Goal of the exercise —
Find the word "Επιστημών" in the records below. List each line containing it.

Records excerpted from a collection:

------------------------------------------------

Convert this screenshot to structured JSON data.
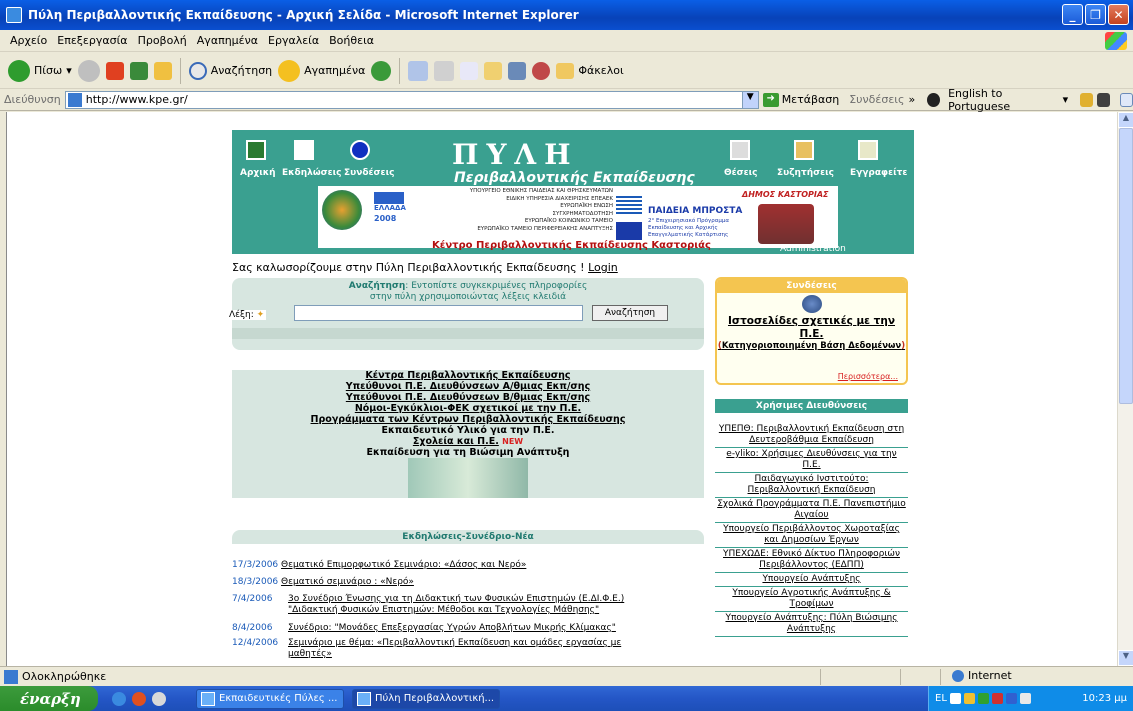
{
  "window": {
    "title": "Πύλη Περιβαλλοντικής Εκπαίδευσης - Αρχική Σελίδα - Microsoft Internet Explorer",
    "minimize": "_",
    "maximize": "❐",
    "close": "✕"
  },
  "menu": [
    "Αρχείο",
    "Επεξεργασία",
    "Προβολή",
    "Αγαπημένα",
    "Εργαλεία",
    "Βοήθεια"
  ],
  "toolbar": {
    "back": "Πίσω",
    "search": "Αναζήτηση",
    "favorites": "Αγαπημένα",
    "folders": "Φάκελοι"
  },
  "addressbar": {
    "label": "Διεύθυνση",
    "url": "http://www.kpe.gr/",
    "go": "Μετάβαση",
    "links": "Συνδέσεις",
    "translate": "English to Portuguese"
  },
  "page": {
    "banner": {
      "logo_title": "ΠΥΛΗ",
      "subtitle": "Περιβαλλοντικής Εκπαίδευσης",
      "nav_left": [
        "Αρχική",
        "Εκδηλώσεις",
        "Συνδέσεις"
      ],
      "nav_right": [
        "Θέσεις",
        "Συζητήσεις",
        "Εγγραφείτε"
      ],
      "ministry_lines": [
        "ΥΠΟΥΡΓΕΙΟ ΕΘΝΙΚΗΣ ΠΑΙΔΕΙΑΣ ΚΑΙ ΘΡΗΣΚΕΥΜΑΤΩΝ",
        "ΕΙΔΙΚΗ ΥΠΗΡΕΣΙΑ ΔΙΑΧΕΙΡΙΣΗΣ ΕΠΕΑΕΚ",
        "ΕΥΡΩΠΑΪΚΗ ΕΝΩΣΗ",
        "ΣΥΓΧΡΗΜΑΤΟΔΟΤΗΣΗ",
        "ΕΥΡΩΠΑΪΚΟ ΚΟΙΝΩΝΙΚΟ ΤΑΜΕΙΟ",
        "ΕΥΡΩΠΑΪΚΟ ΤΑΜΕΙΟ ΠΕΡΙΦΕΡΕΙΑΚΗΣ ΑΝΑΠΤΥΞΗΣ"
      ],
      "paideia": "ΠΑΙΔΕΙΑ ΜΠΡΟΣΤΑ",
      "paideia_sub": [
        "2° Επιχειρησιακό Πρόγραμμα",
        "Εκπαίδευσης και Αρχικής",
        "Επαγγελματικής Κατάρτισης"
      ],
      "dimos": "ΔΗΜΟΣ ΚΑΣΤΟΡΙΑΣ",
      "ellada": "ΕΛΛΑΔΑ",
      "year": "2008",
      "credit": "Κέντρο Περιβαλλοντικής Εκπαίδευσης Καστοριάς",
      "admin": "Administration"
    },
    "welcome_text": "Σας καλωσορίζουμε στην Πύλη Περιβαλλοντικής Εκπαίδευσης !",
    "login": "Login",
    "search": {
      "hint_bold": "Αναζήτηση",
      "hint_rest": ": Εντοπίστε συγκεκριμένες πληροφορίες",
      "hint_line2": "στην πύλη χρησιμοποιώντας λέξεις κλειδιά",
      "label": "Λέξη:",
      "button": "Αναζήτηση"
    },
    "main_links": [
      "Κέντρα Περιβαλλοντικής Εκπαίδευσης",
      "Υπεύθυνοι Π.Ε. Διευθύνσεων Α/θμιας Εκπ/σης",
      "Υπεύθυνοι Π.Ε. Διευθύνσεων Β/θμιας Εκπ/σης",
      "Νόμοι-Εγκύκλιοι-ΦΕΚ σχετικοί με την Π.Ε.",
      "Προγράμματα των Κέντρων Περιβαλλοντικής Εκπαίδευσης",
      "Εκπαιδευτικό Υλικό για την Π.Ε.",
      "Σχολεία και Π.Ε.",
      "Εκπαίδευση για τη Βιώσιμη Ανάπτυξη"
    ],
    "new_tag": "NEW",
    "news": {
      "header": "Εκδηλώσεις-Συνέδριο-Νέα",
      "items": [
        {
          "date": "17/3/2006",
          "text": "Θεματικό Επιμορφωτικό Σεμινάριο: «Δάσος και Νερό»"
        },
        {
          "date": "18/3/2006",
          "text": "Θεματικό σεμινάριο : «Νερό»"
        },
        {
          "date": "7/4/2006",
          "text": "3ο Συνέδριο Ένωσης για τη Διδακτική των Φυσικών Επιστημών (Ε.ΔΙ.Φ.Ε.)",
          "text2": "\"Διδακτική Φυσικών Επιστημών: Μέθοδοι και Τεχνολογίες Μάθησης\""
        },
        {
          "date": "8/4/2006",
          "text": "Συνέδριο: \"Μονάδες Επεξεργασίας Υγρών Αποβλήτων Μικρής Κλίμακας\""
        },
        {
          "date": "12/4/2006",
          "text": "Σεμινάριο με θέμα: «Περιβαλλοντική Εκπαίδευση και ομάδες εργασίας με",
          "text2": "μαθητές»"
        }
      ]
    },
    "syndeseis": {
      "header": "Συνδέσεις",
      "title": "Ιστοσελίδες σχετικές με την Π.Ε.",
      "paren_open": "(",
      "category": "Κατηγοριοποιημένη Βάση Δεδομένων",
      "paren_close": ")",
      "more": "Περισσότερα..."
    },
    "useful": {
      "header": "Χρήσιμες Διευθύνσεις",
      "links": [
        "ΥΠΕΠΘ: Περιβαλλοντική Εκπαίδευση στη Δευτεροβάθμια Εκπαίδευση",
        "e-yliko: Χρήσιμες Διευθύνσεις για την Π.Ε.",
        "Παιδαγωγικό Ινστιτούτο: Περιβαλλοντική Εκπαίδευση",
        "Σχολικά Προγράμματα Π.Ε. Πανεπιστήμιο Αιγαίου",
        "Υπουργείο Περιβάλλοντος Χωροταξίας και Δημοσίων Έργων",
        "ΥΠΕΧΩΔΕ: Εθνικό Δίκτυο Πληροφοριών Περιβάλλοντος (ΕΔΠΠ)",
        "Υπουργείο Ανάπτυξης",
        "Υπουργείο Αγροτικής Ανάπτυξης & Τροφίμων",
        "Υπουργείο Ανάπτυξης: Πύλη Βιώσιμης Ανάπτυξης"
      ]
    }
  },
  "status": {
    "text": "Ολοκληρώθηκε",
    "zone": "Internet"
  },
  "taskbar": {
    "start": "έναρξη",
    "tasks": [
      "Εκπαιδευτικές Πύλες ...",
      "Πύλη Περιβαλλοντική..."
    ],
    "lang": "EL",
    "clock": "10:23 μμ"
  }
}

------------------------------------------------

The result —
          "text": "3ο Συνέδριο Ένωσης για τη Διδακτική των Φυσικών Επιστημών (Ε.ΔΙ.Φ.Ε.)",
          "text2": "\"Διδακτική Φυσικών Επιστημών: Μέθοδοι και Τεχνολογίες Μάθησης\""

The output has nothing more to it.